===== Given information
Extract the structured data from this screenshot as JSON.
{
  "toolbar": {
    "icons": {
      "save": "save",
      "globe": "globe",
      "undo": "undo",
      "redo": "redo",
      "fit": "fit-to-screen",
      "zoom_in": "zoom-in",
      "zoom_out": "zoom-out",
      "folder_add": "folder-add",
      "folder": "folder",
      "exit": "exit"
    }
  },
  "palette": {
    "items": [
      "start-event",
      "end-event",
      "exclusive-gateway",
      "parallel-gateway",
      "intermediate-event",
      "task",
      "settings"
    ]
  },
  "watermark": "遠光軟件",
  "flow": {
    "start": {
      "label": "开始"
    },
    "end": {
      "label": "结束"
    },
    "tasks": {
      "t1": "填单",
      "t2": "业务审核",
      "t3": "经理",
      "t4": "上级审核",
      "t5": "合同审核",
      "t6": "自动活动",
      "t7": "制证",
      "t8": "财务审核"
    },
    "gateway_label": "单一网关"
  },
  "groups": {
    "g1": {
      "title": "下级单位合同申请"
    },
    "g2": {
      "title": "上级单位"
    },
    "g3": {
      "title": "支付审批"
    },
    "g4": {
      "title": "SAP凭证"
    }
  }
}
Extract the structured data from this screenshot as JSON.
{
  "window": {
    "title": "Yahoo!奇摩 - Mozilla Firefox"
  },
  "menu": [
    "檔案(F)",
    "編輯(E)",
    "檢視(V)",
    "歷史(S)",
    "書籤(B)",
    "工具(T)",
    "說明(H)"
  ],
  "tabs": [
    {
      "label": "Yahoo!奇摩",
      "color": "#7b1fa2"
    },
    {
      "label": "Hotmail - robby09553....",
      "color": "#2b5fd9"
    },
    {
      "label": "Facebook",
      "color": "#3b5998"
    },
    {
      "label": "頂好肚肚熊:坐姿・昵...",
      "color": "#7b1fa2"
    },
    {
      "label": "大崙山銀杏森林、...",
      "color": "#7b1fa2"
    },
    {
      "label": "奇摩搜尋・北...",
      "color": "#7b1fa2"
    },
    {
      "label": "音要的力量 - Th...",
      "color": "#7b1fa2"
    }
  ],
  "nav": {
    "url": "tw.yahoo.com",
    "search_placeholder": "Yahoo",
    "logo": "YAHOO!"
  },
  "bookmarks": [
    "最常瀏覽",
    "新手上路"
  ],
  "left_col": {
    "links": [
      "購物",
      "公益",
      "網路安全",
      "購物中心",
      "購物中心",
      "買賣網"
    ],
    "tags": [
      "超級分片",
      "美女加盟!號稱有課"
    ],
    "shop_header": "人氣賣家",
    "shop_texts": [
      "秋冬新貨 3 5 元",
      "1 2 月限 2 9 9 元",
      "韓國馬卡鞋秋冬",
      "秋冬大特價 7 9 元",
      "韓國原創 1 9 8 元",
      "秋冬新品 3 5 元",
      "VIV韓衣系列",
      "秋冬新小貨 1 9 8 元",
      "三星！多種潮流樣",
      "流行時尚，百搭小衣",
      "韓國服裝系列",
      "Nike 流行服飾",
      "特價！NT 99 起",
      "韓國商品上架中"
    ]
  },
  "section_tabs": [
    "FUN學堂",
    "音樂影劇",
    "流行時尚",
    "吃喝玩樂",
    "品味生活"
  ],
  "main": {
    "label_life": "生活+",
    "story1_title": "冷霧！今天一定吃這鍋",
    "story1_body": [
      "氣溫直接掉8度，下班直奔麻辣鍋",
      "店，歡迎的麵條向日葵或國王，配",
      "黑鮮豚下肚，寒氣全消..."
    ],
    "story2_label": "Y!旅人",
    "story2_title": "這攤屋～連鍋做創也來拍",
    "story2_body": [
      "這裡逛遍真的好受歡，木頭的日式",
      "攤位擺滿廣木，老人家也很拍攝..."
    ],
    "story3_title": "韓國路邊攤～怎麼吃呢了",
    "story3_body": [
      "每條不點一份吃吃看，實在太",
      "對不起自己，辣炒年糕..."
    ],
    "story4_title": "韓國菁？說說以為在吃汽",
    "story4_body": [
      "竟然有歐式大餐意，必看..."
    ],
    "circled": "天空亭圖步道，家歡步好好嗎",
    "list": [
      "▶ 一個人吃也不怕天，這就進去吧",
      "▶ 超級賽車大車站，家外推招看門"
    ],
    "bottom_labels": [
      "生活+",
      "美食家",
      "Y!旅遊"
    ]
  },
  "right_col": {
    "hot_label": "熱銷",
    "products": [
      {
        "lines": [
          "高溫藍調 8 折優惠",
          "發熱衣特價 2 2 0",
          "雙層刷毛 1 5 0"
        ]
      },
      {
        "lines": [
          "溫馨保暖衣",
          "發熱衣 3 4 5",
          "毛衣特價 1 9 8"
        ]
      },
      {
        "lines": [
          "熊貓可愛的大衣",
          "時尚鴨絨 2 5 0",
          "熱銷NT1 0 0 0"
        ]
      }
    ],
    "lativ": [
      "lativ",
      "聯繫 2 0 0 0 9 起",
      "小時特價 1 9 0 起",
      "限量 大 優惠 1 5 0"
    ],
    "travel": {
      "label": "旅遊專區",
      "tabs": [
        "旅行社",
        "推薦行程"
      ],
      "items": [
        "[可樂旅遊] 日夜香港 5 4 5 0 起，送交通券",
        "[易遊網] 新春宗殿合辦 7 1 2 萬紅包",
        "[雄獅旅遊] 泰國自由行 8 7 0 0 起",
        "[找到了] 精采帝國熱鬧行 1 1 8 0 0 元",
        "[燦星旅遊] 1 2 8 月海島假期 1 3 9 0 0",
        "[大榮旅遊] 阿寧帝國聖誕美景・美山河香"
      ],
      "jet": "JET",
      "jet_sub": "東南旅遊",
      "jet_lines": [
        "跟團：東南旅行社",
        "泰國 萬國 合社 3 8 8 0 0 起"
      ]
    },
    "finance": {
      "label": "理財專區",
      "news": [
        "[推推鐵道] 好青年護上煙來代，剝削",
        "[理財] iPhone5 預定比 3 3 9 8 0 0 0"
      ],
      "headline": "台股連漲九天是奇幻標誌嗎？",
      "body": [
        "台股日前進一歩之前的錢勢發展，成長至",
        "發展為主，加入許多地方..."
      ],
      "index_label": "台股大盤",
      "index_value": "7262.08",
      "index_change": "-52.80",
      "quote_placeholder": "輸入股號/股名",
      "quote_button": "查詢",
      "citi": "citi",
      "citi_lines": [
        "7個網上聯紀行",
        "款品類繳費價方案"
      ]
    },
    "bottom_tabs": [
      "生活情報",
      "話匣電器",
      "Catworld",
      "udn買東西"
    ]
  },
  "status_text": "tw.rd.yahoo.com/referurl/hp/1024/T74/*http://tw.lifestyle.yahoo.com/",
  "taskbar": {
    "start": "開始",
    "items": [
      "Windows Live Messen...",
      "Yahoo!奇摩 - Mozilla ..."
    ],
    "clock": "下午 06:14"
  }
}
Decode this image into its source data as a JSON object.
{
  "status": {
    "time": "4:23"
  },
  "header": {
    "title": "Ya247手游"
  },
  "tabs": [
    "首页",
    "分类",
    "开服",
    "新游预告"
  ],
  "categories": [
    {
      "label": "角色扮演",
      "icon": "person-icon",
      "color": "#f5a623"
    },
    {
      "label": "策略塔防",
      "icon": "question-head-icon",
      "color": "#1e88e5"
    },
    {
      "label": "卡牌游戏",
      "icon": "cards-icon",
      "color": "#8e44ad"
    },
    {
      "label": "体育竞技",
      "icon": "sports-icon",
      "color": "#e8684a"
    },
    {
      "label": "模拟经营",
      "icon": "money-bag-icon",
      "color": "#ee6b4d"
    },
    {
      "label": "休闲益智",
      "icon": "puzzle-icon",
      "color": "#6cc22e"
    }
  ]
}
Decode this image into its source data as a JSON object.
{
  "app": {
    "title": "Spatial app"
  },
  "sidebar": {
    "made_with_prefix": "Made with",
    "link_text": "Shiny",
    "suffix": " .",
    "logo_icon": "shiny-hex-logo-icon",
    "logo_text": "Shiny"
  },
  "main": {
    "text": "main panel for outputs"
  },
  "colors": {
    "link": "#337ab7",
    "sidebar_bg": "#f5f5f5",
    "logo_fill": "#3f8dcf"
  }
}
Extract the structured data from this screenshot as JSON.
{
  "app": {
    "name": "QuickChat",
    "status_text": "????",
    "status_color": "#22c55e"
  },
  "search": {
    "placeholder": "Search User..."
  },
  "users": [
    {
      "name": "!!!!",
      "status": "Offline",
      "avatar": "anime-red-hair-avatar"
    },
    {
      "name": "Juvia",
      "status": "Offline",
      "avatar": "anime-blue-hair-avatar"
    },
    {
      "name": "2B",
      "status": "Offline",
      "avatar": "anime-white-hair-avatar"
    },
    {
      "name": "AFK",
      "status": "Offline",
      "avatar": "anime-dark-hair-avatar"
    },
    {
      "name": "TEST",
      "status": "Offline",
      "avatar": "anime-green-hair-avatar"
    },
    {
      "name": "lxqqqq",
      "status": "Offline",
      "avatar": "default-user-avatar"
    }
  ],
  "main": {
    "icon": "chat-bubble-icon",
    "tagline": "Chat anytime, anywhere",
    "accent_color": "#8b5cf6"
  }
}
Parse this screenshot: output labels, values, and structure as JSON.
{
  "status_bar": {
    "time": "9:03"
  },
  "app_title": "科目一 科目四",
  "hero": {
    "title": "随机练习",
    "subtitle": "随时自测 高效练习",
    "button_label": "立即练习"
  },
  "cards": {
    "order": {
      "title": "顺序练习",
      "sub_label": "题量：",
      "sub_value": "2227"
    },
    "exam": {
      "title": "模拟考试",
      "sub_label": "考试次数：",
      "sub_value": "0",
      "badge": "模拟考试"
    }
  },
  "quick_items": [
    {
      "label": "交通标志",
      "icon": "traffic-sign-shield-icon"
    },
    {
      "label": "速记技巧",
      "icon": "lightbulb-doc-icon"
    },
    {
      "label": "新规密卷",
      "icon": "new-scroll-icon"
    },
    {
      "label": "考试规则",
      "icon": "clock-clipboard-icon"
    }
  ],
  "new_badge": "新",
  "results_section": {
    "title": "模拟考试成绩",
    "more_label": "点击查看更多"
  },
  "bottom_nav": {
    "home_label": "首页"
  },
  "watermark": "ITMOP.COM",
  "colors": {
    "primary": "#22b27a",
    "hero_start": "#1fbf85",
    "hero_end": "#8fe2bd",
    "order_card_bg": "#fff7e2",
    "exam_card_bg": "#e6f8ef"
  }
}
==========
### Written exercise
The lines to reproduce run from the line containing "Parse this screenshot: output" to the end of the listing; write them out exactly and add nothing.

### Answer for this exercise
Parse this screenshot: output labels, values, and structure as JSON.
{
  "status_bar": {
    "time": "9:03"
  },
  "app_title": "科目一 科目四",
  "hero": {
    "title": "随机练习",
    "subtitle": "随时自测 高效练习",
    "button_label": "立即练习"
  },
  "cards": {
    "order": {
      "title": "顺序练习",
      "sub_label": "题量：",
      "sub_value": "2227"
    },
    "exam": {
      "title": "模拟考试",
      "sub_label": "考试次数：",
      "sub_value": "0",
      "badge": "模拟考试"
    }
  },
  "quick_items": [
    {
      "label": "交通标志",
      "icon": "traffic-sign-shield-icon"
    },
    {
      "label": "速记技巧",
      "icon": "lightbulb-doc-icon"
    },
    {
      "label": "新规密卷",
      "icon": "new-scroll-icon"
    },
    {
      "label": "考试规则",
      "icon": "clock-clipboard-icon"
    }
  ],
  "new_badge": "新",
  "results_section": {
    "title": "模拟考试成绩",
    "more_label": "点击查看更多"
  },
  "bottom_nav": {
    "home_label": "首页"
  },
  "watermark": "ITMOP.COM",
  "colors": {
    "primary": "#22b27a",
    "hero_start": "#1fbf85",
    "hero_end": "#8fe2bd",
    "order_card_bg": "#fff7e2",
    "exam_card_bg": "#e6f8ef"
  }
}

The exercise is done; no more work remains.